▶ **Exercise objective**
Of the lines below, how many hold the string "this"? Give only the number.

+ + + +

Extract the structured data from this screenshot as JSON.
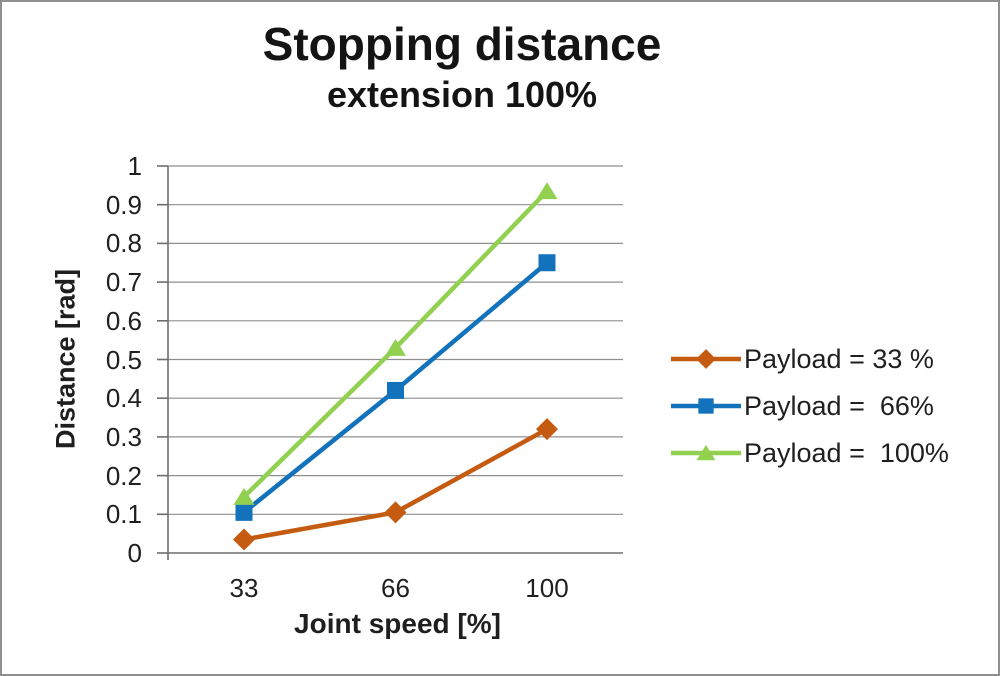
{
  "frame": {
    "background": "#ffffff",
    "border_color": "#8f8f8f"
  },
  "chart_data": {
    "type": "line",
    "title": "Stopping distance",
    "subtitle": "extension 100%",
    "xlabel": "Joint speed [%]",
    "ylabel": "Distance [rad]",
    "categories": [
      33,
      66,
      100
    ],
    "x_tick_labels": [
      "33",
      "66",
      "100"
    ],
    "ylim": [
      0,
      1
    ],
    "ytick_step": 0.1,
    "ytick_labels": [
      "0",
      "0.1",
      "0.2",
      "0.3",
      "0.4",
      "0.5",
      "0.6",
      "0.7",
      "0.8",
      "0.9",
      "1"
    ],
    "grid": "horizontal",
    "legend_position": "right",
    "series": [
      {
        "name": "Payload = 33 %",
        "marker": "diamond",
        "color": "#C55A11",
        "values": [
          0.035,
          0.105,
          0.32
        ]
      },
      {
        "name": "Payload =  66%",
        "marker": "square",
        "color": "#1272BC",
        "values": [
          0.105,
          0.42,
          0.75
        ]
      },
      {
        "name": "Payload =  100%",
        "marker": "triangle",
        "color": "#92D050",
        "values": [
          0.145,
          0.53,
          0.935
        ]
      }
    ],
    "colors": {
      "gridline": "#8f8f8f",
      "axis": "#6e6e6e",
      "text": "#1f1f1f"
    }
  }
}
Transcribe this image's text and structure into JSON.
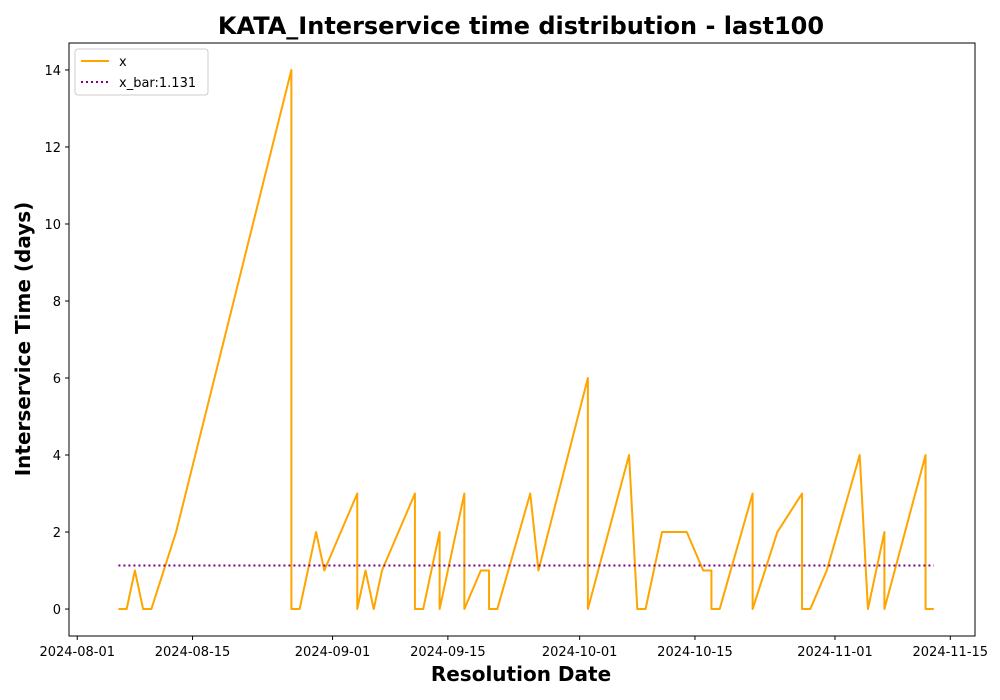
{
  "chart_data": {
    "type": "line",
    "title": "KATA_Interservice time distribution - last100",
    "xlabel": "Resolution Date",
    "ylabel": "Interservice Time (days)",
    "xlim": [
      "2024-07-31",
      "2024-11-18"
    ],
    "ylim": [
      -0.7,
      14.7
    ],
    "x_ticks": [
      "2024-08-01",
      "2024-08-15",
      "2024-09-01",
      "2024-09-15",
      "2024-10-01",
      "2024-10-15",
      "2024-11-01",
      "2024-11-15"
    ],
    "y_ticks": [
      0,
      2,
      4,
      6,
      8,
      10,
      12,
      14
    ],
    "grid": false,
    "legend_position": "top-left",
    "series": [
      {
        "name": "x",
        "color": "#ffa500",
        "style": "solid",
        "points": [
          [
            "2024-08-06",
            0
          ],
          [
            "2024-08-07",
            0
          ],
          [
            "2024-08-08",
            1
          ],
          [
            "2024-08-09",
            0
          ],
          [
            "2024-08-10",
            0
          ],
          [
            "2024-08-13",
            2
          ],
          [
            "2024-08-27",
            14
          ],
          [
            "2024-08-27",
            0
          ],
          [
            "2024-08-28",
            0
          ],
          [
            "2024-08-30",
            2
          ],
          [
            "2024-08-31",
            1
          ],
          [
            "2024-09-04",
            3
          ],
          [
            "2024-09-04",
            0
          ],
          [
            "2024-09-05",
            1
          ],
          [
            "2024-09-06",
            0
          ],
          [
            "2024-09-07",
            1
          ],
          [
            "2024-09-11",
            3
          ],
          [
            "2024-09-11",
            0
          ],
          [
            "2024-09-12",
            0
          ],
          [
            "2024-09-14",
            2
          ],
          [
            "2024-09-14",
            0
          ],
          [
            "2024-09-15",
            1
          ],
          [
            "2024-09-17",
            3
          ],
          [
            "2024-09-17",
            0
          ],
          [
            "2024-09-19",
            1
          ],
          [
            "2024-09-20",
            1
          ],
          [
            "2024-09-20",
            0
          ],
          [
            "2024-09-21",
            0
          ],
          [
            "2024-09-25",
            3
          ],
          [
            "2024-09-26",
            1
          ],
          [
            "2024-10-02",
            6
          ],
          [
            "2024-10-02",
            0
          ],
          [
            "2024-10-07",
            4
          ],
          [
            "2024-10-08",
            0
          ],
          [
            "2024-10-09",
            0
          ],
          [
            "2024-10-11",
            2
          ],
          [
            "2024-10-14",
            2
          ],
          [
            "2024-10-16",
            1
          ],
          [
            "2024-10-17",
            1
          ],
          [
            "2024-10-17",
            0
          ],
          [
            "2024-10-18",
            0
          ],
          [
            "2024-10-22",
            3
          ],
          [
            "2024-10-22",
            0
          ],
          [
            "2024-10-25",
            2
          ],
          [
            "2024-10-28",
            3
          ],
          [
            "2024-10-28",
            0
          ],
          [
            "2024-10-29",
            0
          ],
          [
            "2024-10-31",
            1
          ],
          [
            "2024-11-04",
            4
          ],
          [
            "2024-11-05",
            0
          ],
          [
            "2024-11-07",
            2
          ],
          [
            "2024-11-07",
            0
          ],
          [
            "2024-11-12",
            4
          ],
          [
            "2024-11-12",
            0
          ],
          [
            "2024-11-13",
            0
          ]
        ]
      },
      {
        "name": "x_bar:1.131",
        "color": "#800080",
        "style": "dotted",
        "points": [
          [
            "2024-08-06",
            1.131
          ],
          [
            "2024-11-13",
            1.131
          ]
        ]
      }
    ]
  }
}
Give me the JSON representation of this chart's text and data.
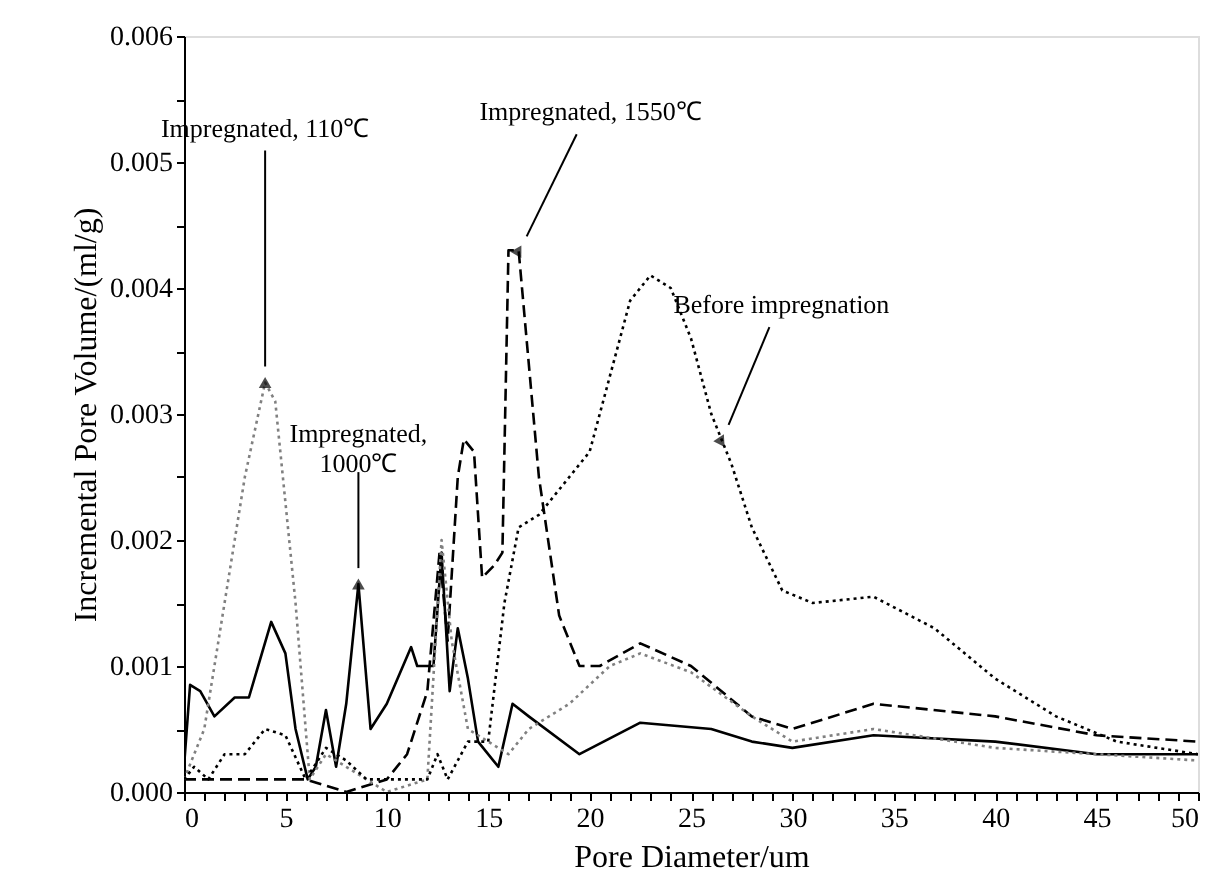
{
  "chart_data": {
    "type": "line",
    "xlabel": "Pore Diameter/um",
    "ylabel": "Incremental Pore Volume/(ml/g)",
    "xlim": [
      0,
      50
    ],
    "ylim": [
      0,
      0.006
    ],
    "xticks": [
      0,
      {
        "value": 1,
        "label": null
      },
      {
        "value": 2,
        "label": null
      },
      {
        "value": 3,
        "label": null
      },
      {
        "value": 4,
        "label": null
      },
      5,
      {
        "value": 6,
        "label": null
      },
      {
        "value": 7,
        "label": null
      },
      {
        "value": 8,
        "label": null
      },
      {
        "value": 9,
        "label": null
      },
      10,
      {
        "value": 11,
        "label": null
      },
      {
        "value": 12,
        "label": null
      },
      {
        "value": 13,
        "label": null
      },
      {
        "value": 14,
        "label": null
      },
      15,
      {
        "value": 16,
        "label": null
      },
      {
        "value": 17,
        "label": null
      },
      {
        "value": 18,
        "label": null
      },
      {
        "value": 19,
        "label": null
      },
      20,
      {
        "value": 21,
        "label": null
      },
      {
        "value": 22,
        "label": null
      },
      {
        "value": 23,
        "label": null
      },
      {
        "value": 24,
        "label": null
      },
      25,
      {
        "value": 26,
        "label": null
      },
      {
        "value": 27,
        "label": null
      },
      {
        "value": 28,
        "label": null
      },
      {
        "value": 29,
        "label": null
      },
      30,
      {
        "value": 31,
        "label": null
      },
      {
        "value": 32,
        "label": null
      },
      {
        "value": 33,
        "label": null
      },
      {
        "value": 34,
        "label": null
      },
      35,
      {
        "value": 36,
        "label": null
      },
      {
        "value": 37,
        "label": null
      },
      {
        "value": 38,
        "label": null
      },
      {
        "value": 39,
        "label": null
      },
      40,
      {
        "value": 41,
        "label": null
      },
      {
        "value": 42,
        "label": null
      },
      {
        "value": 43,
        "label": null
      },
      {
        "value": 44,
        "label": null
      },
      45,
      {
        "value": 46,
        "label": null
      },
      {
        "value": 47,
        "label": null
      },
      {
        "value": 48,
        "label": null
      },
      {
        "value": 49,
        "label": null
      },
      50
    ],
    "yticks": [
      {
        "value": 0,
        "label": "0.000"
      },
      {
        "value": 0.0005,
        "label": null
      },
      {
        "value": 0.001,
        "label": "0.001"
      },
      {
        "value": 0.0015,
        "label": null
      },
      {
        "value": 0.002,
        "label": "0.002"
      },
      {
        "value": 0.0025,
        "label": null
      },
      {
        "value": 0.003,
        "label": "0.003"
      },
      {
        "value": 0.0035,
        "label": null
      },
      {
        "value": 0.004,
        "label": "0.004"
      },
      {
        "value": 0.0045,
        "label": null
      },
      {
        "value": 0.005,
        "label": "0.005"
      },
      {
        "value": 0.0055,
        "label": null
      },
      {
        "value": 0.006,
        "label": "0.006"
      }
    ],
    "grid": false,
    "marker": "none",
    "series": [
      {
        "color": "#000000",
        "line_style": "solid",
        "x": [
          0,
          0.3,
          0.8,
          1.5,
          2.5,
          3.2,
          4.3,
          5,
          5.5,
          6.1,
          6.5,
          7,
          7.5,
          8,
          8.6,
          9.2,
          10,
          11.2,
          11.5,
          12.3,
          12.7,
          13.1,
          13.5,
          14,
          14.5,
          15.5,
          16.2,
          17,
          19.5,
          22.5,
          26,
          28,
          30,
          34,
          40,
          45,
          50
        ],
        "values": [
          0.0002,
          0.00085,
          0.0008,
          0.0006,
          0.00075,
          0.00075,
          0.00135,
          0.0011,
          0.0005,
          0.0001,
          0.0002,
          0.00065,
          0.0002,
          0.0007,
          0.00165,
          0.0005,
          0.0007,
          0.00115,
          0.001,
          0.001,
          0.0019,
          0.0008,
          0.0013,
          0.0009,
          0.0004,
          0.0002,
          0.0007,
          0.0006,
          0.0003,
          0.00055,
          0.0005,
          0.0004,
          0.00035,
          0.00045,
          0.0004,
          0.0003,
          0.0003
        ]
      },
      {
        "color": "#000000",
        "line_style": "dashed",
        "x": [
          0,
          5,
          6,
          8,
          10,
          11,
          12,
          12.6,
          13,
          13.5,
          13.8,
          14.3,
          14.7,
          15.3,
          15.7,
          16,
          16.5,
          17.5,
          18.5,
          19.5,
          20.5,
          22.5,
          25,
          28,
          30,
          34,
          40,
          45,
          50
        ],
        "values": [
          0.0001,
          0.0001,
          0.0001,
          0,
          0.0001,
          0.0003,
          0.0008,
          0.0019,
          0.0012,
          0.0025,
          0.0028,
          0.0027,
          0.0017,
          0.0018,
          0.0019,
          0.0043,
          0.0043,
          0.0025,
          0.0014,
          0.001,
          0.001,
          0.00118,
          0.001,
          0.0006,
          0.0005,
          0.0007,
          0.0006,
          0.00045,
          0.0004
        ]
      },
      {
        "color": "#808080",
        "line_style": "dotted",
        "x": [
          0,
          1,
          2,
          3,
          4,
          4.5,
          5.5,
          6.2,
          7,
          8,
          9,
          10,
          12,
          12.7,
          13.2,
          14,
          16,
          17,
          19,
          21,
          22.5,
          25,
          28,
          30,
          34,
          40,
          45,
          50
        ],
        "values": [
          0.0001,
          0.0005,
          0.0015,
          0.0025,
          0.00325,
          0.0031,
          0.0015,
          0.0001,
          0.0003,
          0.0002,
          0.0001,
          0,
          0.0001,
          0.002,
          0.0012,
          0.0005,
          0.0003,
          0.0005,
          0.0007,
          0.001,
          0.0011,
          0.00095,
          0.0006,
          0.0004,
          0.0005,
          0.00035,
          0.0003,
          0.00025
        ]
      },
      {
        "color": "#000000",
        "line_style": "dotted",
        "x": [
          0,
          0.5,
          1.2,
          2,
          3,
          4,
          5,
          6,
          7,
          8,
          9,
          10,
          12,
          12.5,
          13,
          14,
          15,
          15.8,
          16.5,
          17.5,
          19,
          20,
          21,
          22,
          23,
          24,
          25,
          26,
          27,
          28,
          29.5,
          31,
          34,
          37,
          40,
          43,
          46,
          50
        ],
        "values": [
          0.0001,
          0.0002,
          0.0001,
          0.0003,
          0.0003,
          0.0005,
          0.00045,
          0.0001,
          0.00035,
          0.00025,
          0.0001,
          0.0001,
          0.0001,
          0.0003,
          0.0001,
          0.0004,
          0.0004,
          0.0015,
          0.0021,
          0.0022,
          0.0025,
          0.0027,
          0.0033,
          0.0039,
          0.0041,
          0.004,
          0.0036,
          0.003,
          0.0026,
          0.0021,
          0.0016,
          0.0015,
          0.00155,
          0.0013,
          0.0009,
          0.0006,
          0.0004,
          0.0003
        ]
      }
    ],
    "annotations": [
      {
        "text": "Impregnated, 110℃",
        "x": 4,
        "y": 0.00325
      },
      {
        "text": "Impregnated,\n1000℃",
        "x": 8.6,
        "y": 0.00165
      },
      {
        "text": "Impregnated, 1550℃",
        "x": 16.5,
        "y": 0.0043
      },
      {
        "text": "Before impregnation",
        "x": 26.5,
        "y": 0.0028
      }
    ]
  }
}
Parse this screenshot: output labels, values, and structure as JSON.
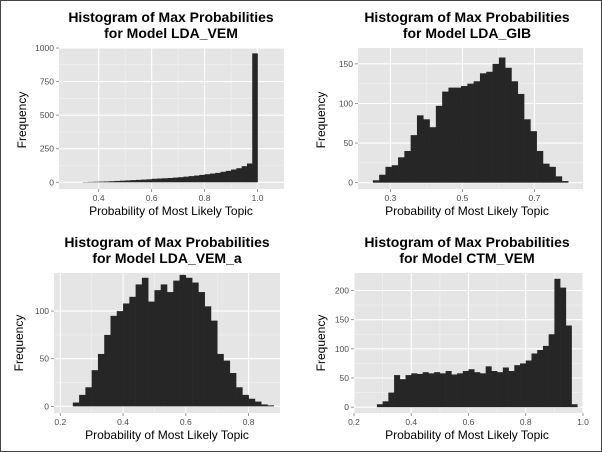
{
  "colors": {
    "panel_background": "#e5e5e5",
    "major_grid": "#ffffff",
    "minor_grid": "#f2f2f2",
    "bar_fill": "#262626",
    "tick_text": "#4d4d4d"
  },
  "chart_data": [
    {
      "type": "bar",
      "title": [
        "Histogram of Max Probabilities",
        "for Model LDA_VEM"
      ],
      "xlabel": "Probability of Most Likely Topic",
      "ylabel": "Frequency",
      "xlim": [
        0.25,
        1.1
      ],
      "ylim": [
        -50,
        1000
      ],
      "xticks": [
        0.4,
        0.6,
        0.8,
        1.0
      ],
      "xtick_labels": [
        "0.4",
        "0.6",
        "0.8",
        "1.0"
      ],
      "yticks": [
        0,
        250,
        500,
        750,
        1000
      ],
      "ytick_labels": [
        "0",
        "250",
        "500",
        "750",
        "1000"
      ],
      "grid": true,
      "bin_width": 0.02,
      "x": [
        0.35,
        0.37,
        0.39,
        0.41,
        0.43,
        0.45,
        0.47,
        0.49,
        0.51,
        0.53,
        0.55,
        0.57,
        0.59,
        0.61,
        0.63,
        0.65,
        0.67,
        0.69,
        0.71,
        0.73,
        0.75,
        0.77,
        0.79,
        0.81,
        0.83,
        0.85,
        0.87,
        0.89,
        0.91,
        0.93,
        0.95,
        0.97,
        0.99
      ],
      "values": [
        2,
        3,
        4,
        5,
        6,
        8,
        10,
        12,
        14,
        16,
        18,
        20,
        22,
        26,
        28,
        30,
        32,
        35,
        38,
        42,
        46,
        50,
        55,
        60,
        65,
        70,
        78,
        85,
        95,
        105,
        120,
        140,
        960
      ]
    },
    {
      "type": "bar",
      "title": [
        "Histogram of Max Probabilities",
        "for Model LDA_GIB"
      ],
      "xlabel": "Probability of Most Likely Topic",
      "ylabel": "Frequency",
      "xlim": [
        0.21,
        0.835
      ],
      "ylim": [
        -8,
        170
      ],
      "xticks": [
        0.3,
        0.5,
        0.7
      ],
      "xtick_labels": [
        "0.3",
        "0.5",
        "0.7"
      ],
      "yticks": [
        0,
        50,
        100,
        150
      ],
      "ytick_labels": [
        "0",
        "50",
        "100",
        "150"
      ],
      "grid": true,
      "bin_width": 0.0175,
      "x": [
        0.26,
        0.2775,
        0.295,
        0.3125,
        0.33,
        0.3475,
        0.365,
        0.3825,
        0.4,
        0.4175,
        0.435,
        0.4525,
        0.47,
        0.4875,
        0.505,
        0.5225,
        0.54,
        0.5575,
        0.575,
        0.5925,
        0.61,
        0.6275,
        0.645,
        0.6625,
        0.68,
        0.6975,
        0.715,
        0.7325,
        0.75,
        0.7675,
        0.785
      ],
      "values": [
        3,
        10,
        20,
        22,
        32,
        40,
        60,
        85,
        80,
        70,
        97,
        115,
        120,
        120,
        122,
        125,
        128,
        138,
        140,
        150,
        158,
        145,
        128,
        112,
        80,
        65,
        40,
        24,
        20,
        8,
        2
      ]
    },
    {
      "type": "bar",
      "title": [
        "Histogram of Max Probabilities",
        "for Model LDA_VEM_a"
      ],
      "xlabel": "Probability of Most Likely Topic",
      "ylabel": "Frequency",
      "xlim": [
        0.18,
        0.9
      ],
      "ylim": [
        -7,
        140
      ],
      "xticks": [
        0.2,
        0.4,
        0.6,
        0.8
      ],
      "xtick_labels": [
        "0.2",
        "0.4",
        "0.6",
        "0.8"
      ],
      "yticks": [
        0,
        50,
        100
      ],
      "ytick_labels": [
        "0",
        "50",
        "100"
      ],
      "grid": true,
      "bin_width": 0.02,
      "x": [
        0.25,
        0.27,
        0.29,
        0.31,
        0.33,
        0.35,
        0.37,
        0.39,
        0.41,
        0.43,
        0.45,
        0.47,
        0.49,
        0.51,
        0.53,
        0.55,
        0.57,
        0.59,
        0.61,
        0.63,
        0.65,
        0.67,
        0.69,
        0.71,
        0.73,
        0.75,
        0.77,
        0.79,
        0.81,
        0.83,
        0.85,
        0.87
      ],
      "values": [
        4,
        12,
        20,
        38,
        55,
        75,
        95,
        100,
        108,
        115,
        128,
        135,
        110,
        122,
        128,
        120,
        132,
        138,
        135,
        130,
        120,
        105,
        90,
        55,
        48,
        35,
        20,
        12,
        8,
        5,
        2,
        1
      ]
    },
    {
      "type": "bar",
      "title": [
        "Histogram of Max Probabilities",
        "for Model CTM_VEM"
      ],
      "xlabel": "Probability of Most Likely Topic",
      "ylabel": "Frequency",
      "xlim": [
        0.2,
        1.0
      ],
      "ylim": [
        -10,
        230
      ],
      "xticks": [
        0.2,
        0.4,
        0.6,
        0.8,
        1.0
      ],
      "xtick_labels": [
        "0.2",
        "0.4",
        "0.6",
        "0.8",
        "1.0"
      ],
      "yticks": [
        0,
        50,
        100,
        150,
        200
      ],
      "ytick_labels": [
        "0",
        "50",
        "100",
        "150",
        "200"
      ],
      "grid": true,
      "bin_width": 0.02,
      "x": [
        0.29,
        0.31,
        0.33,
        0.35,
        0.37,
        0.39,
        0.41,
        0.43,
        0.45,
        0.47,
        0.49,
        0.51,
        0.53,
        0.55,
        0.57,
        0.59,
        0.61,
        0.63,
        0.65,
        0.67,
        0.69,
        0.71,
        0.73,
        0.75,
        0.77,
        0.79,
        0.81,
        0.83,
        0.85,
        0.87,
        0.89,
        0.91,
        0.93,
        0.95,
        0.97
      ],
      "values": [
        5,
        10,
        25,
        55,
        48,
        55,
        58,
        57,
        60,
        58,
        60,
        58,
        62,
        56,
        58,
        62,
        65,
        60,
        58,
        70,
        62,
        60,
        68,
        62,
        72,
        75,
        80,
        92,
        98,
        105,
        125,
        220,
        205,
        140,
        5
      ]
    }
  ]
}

+ + + +

▶ **Exercise result**
4